-- BEGIN DATA TO PROCESS --
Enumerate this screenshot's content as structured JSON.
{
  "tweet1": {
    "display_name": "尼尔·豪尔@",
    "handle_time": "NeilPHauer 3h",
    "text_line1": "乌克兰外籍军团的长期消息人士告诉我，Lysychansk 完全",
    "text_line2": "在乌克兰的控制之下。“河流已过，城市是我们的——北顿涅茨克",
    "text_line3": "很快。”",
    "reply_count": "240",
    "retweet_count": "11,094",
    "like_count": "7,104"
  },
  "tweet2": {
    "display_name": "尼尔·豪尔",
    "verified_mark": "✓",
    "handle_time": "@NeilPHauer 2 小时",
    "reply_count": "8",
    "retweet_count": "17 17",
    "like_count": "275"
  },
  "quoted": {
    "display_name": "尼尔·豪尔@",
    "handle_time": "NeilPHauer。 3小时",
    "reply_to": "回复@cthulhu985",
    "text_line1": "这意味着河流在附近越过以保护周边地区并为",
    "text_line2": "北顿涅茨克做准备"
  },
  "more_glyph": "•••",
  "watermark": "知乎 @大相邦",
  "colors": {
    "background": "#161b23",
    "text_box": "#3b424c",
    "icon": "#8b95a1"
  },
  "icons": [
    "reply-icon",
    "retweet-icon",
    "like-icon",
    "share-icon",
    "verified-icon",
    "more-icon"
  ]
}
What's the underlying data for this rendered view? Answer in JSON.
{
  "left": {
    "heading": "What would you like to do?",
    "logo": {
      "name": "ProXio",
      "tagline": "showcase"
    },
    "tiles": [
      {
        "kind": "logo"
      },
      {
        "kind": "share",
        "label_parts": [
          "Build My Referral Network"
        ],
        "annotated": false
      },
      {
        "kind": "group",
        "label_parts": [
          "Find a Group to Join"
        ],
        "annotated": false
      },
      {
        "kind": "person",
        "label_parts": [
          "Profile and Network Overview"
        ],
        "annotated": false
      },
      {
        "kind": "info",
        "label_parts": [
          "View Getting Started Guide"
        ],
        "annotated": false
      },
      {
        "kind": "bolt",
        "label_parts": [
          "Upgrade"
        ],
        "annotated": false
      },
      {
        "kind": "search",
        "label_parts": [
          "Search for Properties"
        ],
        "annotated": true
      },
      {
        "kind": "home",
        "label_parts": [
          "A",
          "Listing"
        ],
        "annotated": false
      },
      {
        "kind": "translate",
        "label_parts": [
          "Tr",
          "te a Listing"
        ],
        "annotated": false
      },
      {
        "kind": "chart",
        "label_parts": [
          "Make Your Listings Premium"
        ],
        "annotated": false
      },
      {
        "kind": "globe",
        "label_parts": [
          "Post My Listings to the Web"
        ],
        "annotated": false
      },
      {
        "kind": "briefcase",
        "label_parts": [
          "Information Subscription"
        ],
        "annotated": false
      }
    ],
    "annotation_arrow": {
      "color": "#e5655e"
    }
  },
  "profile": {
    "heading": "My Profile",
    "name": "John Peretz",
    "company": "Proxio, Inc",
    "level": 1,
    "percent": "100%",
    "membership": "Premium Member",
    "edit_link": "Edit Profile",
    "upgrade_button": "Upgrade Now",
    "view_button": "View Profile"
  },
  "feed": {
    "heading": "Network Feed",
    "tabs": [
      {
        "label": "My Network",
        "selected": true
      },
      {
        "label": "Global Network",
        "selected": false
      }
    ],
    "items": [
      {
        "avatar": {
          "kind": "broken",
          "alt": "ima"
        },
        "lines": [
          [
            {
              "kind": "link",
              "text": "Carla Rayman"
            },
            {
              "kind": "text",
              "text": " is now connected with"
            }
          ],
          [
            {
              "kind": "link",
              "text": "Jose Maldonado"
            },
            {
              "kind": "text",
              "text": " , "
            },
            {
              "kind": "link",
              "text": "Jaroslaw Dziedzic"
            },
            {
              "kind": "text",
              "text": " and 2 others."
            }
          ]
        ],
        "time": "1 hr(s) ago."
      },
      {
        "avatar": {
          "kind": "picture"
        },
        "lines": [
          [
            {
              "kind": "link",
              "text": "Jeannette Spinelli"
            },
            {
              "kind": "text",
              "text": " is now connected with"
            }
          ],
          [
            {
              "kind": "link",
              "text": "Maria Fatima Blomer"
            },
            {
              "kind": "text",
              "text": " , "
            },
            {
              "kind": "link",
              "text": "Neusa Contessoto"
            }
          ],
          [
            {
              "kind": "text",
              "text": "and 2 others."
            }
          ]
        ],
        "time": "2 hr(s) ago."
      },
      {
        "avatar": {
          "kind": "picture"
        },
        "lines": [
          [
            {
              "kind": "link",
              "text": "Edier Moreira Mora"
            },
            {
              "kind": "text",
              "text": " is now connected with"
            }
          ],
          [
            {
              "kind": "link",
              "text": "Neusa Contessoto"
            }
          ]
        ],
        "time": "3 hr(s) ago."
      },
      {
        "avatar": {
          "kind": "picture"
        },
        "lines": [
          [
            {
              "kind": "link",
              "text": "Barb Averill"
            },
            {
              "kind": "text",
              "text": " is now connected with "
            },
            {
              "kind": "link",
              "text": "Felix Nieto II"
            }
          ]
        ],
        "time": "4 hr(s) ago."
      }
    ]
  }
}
-- END DATA TO PROCESS --
JOB:
Give all the entries again exactly; leave none out.

OUTPUT:
Enumerate this screenshot's content as structured JSON.
{
  "tweet1": {
    "display_name": "尼尔·豪尔@",
    "handle_time": "NeilPHauer 3h",
    "text_line1": "乌克兰外籍军团的长期消息人士告诉我，Lysychansk 完全",
    "text_line2": "在乌克兰的控制之下。“河流已过，城市是我们的——北顿涅茨克",
    "text_line3": "很快。”",
    "reply_count": "240",
    "retweet_count": "11,094",
    "like_count": "7,104"
  },
  "tweet2": {
    "display_name": "尼尔·豪尔",
    "verified_mark": "✓",
    "handle_time": "@NeilPHauer 2 小时",
    "reply_count": "8",
    "retweet_count": "17 17",
    "like_count": "275"
  },
  "quoted": {
    "display_name": "尼尔·豪尔@",
    "handle_time": "NeilPHauer。 3小时",
    "reply_to": "回复@cthulhu985",
    "text_line1": "这意味着河流在附近越过以保护周边地区并为",
    "text_line2": "北顿涅茨克做准备"
  },
  "more_glyph": "•••",
  "watermark": "知乎 @大相邦",
  "colors": {
    "background": "#161b23",
    "text_box": "#3b424c",
    "icon": "#8b95a1"
  },
  "icons": [
    "reply-icon",
    "retweet-icon",
    "like-icon",
    "share-icon",
    "verified-icon",
    "more-icon"
  ]
}
What's the underlying data for this rendered view? Answer in JSON.
{
  "left": {
    "heading": "What would you like to do?",
    "logo": {
      "name": "ProXio",
      "tagline": "showcase"
    },
    "tiles": [
      {
        "kind": "logo"
      },
      {
        "kind": "share",
        "label_parts": [
          "Build My Referral Network"
        ],
        "annotated": false
      },
      {
        "kind": "group",
        "label_parts": [
          "Find a Group to Join"
        ],
        "annotated": false
      },
      {
        "kind": "person",
        "label_parts": [
          "Profile and Network Overview"
        ],
        "annotated": false
      },
      {
        "kind": "info",
        "label_parts": [
          "View Getting Started Guide"
        ],
        "annotated": false
      },
      {
        "kind": "bolt",
        "label_parts": [
          "Upgrade"
        ],
        "annotated": false
      },
      {
        "kind": "search",
        "label_parts": [
          "Search for Properties"
        ],
        "annotated": true
      },
      {
        "kind": "home",
        "label_parts": [
          "A",
          "Listing"
        ],
        "annotated": false
      },
      {
        "kind": "translate",
        "label_parts": [
          "Tr",
          "te a Listing"
        ],
        "annotated": false
      },
      {
        "kind": "chart",
        "label_parts": [
          "Make Your Listings Premium"
        ],
        "annotated": false
      },
      {
        "kind": "globe",
        "label_parts": [
          "Post My Listings to the Web"
        ],
        "annotated": false
      },
      {
        "kind": "briefcase",
        "label_parts": [
          "Information Subscription"
        ],
        "annotated": false
      }
    ],
    "annotation_arrow": {
      "color": "#e5655e"
    }
  },
  "profile": {
    "heading": "My Profile",
    "name": "John Peretz",
    "company": "Proxio, Inc",
    "level": 1,
    "percent": "100%",
    "membership": "Premium Member",
    "edit_link": "Edit Profile",
    "upgrade_button": "Upgrade Now",
    "view_button": "View Profile"
  },
  "feed": {
    "heading": "Network Feed",
    "tabs": [
      {
        "label": "My Network",
        "selected": true
      },
      {
        "label": "Global Network",
        "selected": false
      }
    ],
    "items": [
      {
        "avatar": {
          "kind": "broken",
          "alt": "ima"
        },
        "lines": [
          [
            {
              "kind": "link",
              "text": "Carla Rayman"
            },
            {
              "kind": "text",
              "text": " is now connected with"
            }
          ],
          [
            {
              "kind": "link",
              "text": "Jose Maldonado"
            },
            {
              "kind": "text",
              "text": " , "
            },
            {
              "kind": "link",
              "text": "Jaroslaw Dziedzic"
            },
            {
              "kind": "text",
              "text": " and 2 others."
            }
          ]
        ],
        "time": "1 hr(s) ago."
      },
      {
        "avatar": {
          "kind": "picture"
        },
        "lines": [
          [
            {
              "kind": "link",
              "text": "Jeannette Spinelli"
            },
            {
              "kind": "text",
              "text": " is now connected with"
            }
          ],
          [
            {
              "kind": "link",
              "text": "Maria Fatima Blomer"
            },
            {
              "kind": "text",
              "text": " , "
            },
            {
              "kind": "link",
              "text": "Neusa Contessoto"
            }
          ],
          [
            {
              "kind": "text",
              "text": "and 2 others."
            }
          ]
        ],
        "time": "2 hr(s) ago."
      },
      {
        "avatar": {
          "kind": "picture"
        },
        "lines": [
          [
            {
              "kind": "link",
              "text": "Edier Moreira Mora"
            },
            {
              "kind": "text",
              "text": " is now connected with"
            }
          ],
          [
            {
              "kind": "link",
              "text": "Neusa Contessoto"
            }
          ]
        ],
        "time": "3 hr(s) ago."
      },
      {
        "avatar": {
          "kind": "picture"
        },
        "lines": [
          [
            {
              "kind": "link",
              "text": "Barb Averill"
            },
            {
              "kind": "text",
              "text": " is now connected with "
            },
            {
              "kind": "link",
              "text": "Felix Nieto II"
            }
          ]
        ],
        "time": "4 hr(s) ago."
      }
    ]
  }
}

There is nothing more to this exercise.